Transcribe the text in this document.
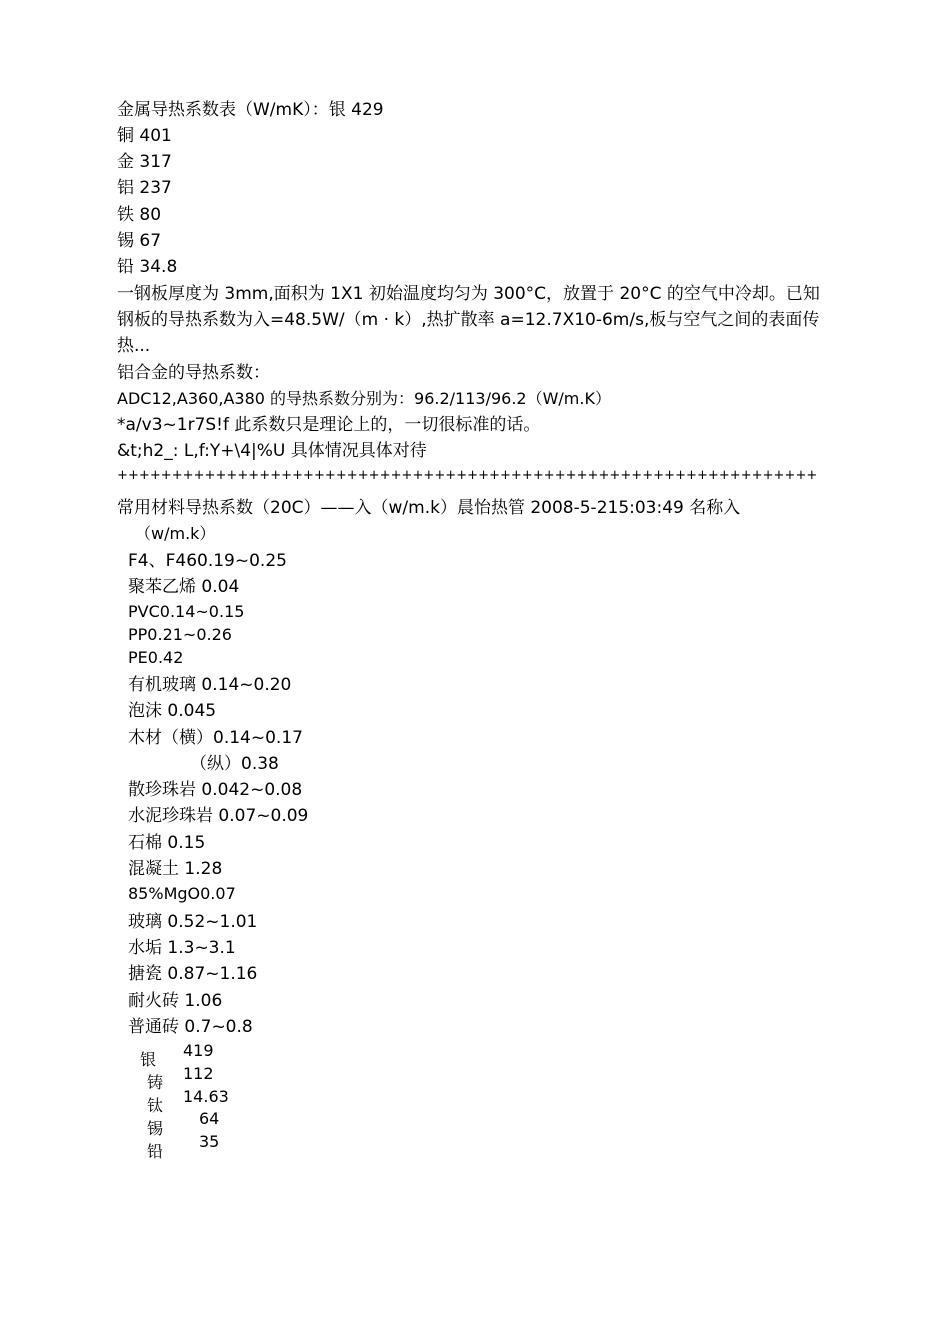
金属导热系数表（W/mK）：银 429
铜 401
金 317
铝 237
铁 80
锡 67
铅 34.8
一钢板厚度为 3mm,面积为 1X1 初始温度均匀为 300°C，放置于 20°C 的空气中冷却。已知钢板的导热系数为入=48.5W/（m · k）,热扩散率 a=12.7X10-6m/s,板与空气之间的表面传热...
铝合金的导热系数：
ADC12,A360,A380 的导热系数分别为：96.2/113/96.2（W/m.K）
*a/v3~1r7S!f 此系数只是理论上的，一切很标准的话。
&t;h2_: L,f:Y+\4|%U 具体情况具体对待
++++++++++++++++++++++++++++++++++++++++++++++++++++++++++++++++
常用材料导热系数（20C）——入（w/m.k）晨怡热管 2008-5-215:03:49 名称入
（w/m.k）
F4、F460.19~0.25
聚苯乙烯 0.04
PVC0.14~0.15
PP0.21~0.26
PE0.42
有机玻璃 0.14~0.20
泡沫 0.045
木材（横）0.14~0.17
（纵）0.38
散珍珠岩 0.042~0.08
水泥珍珠岩 0.07~0.09
石棉 0.15
混凝土 1.28
85%MgO0.07
玻璃 0.52~1.01
水垢 1.3~3.1
搪瓷 0.87~1.16
耐火砖 1.06
普通砖 0.7~0.8
银
铸
钛
锡
铅
419
112
14.63
64
35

PROMPT: Above are records to transcribe exactly; leave their pictures out.

FULL RESPONSE:
Transcribe the text in this document.
金属导热系数表（W/mK）：银 429
铜 401
金 317
铝 237
铁 80
锡 67
铅 34.8
一钢板厚度为 3mm,面积为 1X1 初始温度均匀为 300°C，放置于 20°C 的空气中冷却。已知钢板的导热系数为入=48.5W/（m · k）,热扩散率 a=12.7X10-6m/s,板与空气之间的表面传热...
铝合金的导热系数：
ADC12,A360,A380 的导热系数分别为：96.2/113/96.2（W/m.K）
*a/v3~1r7S!f 此系数只是理论上的，一切很标准的话。
&t;h2_: L,f:Y+\4|%U 具体情况具体对待
++++++++++++++++++++++++++++++++++++++++++++++++++++++++++++++++
常用材料导热系数（20C）——入（w/m.k）晨怡热管 2008-5-215:03:49 名称入
（w/m.k）
F4、F460.19~0.25
聚苯乙烯 0.04
PVC0.14~0.15
PP0.21~0.26
PE0.42
有机玻璃 0.14~0.20
泡沫 0.045
木材（横）0.14~0.17
（纵）0.38
散珍珠岩 0.042~0.08
水泥珍珠岩 0.07~0.09
石棉 0.15
混凝土 1.28
85%MgO0.07
玻璃 0.52~1.01
水垢 1.3~3.1
搪瓷 0.87~1.16
耐火砖 1.06
普通砖 0.7~0.8
银
铸
钛
锡
铅
419
112
14.63
64
35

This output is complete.